__To do__:
Would you set down every entry shown below, precisely as written?

--- Exercise data ---

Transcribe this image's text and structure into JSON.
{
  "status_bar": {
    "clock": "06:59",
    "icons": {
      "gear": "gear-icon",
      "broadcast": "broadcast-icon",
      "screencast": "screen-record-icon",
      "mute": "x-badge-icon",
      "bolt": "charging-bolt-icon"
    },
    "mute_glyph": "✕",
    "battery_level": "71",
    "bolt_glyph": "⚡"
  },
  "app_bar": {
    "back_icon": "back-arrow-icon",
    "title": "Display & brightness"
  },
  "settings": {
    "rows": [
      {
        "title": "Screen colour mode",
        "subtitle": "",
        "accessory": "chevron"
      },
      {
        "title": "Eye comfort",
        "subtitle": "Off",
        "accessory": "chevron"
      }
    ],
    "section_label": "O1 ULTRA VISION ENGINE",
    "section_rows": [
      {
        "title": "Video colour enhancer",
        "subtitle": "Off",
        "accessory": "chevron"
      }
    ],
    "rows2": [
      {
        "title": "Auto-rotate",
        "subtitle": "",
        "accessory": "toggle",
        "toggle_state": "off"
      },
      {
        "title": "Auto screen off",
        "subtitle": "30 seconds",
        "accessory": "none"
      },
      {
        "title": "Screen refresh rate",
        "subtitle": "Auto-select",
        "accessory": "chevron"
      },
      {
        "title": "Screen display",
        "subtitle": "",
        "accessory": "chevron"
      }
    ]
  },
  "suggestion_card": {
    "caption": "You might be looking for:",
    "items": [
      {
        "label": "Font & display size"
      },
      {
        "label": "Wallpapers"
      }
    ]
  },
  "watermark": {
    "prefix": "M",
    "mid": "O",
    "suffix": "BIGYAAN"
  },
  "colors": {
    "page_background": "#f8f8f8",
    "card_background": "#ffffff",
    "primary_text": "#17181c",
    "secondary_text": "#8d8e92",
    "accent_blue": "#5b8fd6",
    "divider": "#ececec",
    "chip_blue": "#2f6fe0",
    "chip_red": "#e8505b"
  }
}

---

__Full output__:
Transcribe this image's text and structure into JSON.
{
  "status_bar": {
    "clock": "06:59",
    "icons": {
      "gear": "gear-icon",
      "broadcast": "broadcast-icon",
      "screencast": "screen-record-icon",
      "mute": "x-badge-icon",
      "bolt": "charging-bolt-icon"
    },
    "mute_glyph": "✕",
    "battery_level": "71",
    "bolt_glyph": "⚡"
  },
  "app_bar": {
    "back_icon": "back-arrow-icon",
    "title": "Display & brightness"
  },
  "settings": {
    "rows": [
      {
        "title": "Screen colour mode",
        "subtitle": "",
        "accessory": "chevron"
      },
      {
        "title": "Eye comfort",
        "subtitle": "Off",
        "accessory": "chevron"
      }
    ],
    "section_label": "O1 ULTRA VISION ENGINE",
    "section_rows": [
      {
        "title": "Video colour enhancer",
        "subtitle": "Off",
        "accessory": "chevron"
      }
    ],
    "rows2": [
      {
        "title": "Auto-rotate",
        "subtitle": "",
        "accessory": "toggle",
        "toggle_state": "off"
      },
      {
        "title": "Auto screen off",
        "subtitle": "30 seconds",
        "accessory": "none"
      },
      {
        "title": "Screen refresh rate",
        "subtitle": "Auto-select",
        "accessory": "chevron"
      },
      {
        "title": "Screen display",
        "subtitle": "",
        "accessory": "chevron"
      }
    ]
  },
  "suggestion_card": {
    "caption": "You might be looking for:",
    "items": [
      {
        "label": "Font & display size"
      },
      {
        "label": "Wallpapers"
      }
    ]
  },
  "watermark": {
    "prefix": "M",
    "mid": "O",
    "suffix": "BIGYAAN"
  },
  "colors": {
    "page_background": "#f8f8f8",
    "card_background": "#ffffff",
    "primary_text": "#17181c",
    "secondary_text": "#8d8e92",
    "accent_blue": "#5b8fd6",
    "divider": "#ececec",
    "chip_blue": "#2f6fe0",
    "chip_red": "#e8505b"
  }
}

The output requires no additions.